-- start Entries shown --

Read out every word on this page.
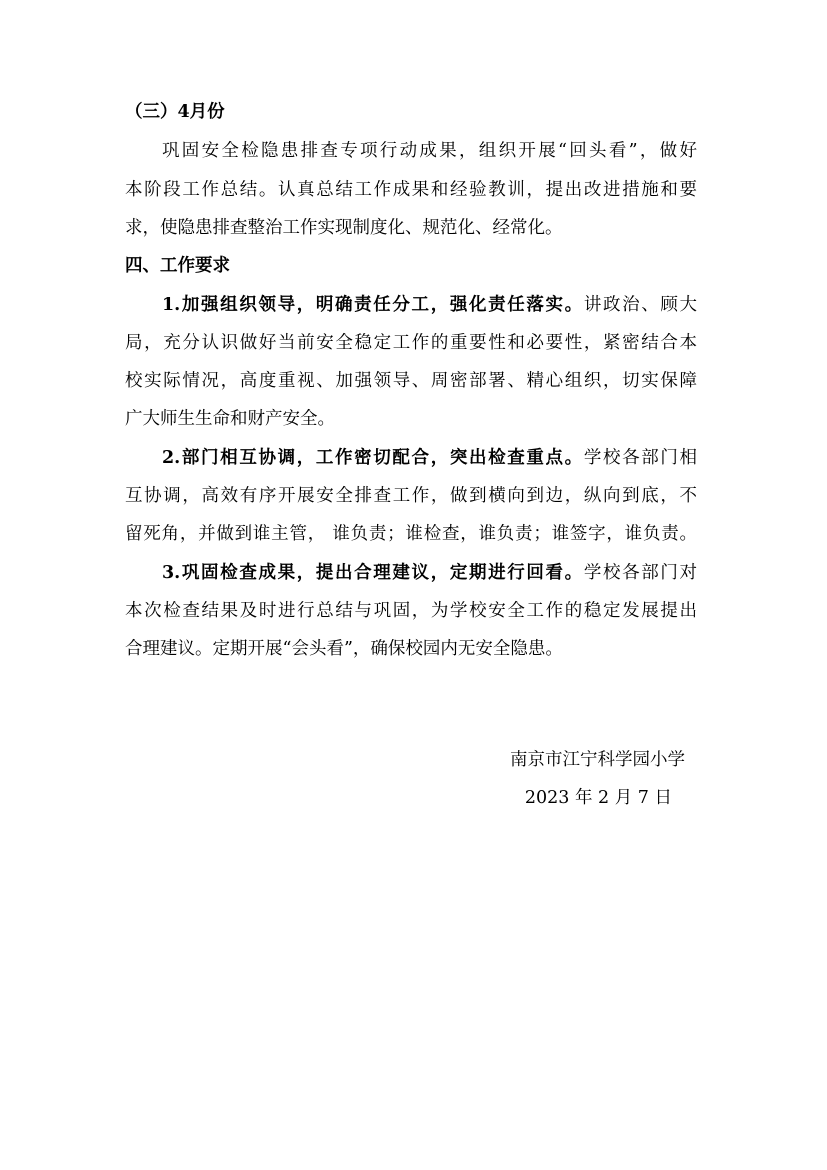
（三）4月份

巩固安全检隐患排查专项行动成果，组织开展“回头看”，做好

本阶段工作总结。认真总结工作成果和经验教训，提出改进措施和要

求，使隐患排查整治工作实现制度化、规范化、经常化。

四、工作要求

1.加强组织领导，明确责任分工，强化责任落实。讲政治、顾大

局，充分认识做好当前安全稳定工作的重要性和必要性，紧密结合本

校实际情况，高度重视、加强领导、周密部署、精心组织，切实保障

广大师生生命和财产安全。

2.部门相互协调，工作密切配合，突出检查重点。学校各部门相

互协调，高效有序开展安全排查工作，做到横向到边，纵向到底，不

留死角，并做到谁主管， 谁负责；谁检查，谁负责；谁签字，谁负责。

3.巩固检查成果，提出合理建议，定期进行回看。学校各部门对

本次检查结果及时进行总结与巩固，为学校安全工作的稳定发展提出

合理建议。定期开展“会头看”，确保校园内无安全隐患。

南京市江宁科学园小学

2023 年 2 月 7 日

-- end Entries shown --

Skip every picture and transcribe the data above exactly.

Read out every word on this page.
（三）4月份

巩固安全检隐患排查专项行动成果，组织开展“回头看”，做好

本阶段工作总结。认真总结工作成果和经验教训，提出改进措施和要

求，使隐患排查整治工作实现制度化、规范化、经常化。

四、工作要求

1.加强组织领导，明确责任分工，强化责任落实。讲政治、顾大

局，充分认识做好当前安全稳定工作的重要性和必要性，紧密结合本

校实际情况，高度重视、加强领导、周密部署、精心组织，切实保障

广大师生生命和财产安全。

2.部门相互协调，工作密切配合，突出检查重点。学校各部门相

互协调，高效有序开展安全排查工作，做到横向到边，纵向到底，不

留死角，并做到谁主管， 谁负责；谁检查，谁负责；谁签字，谁负责。

3.巩固检查成果，提出合理建议，定期进行回看。学校各部门对

本次检查结果及时进行总结与巩固，为学校安全工作的稳定发展提出

合理建议。定期开展“会头看”，确保校园内无安全隐患。

南京市江宁科学园小学

2023 年 2 月 7 日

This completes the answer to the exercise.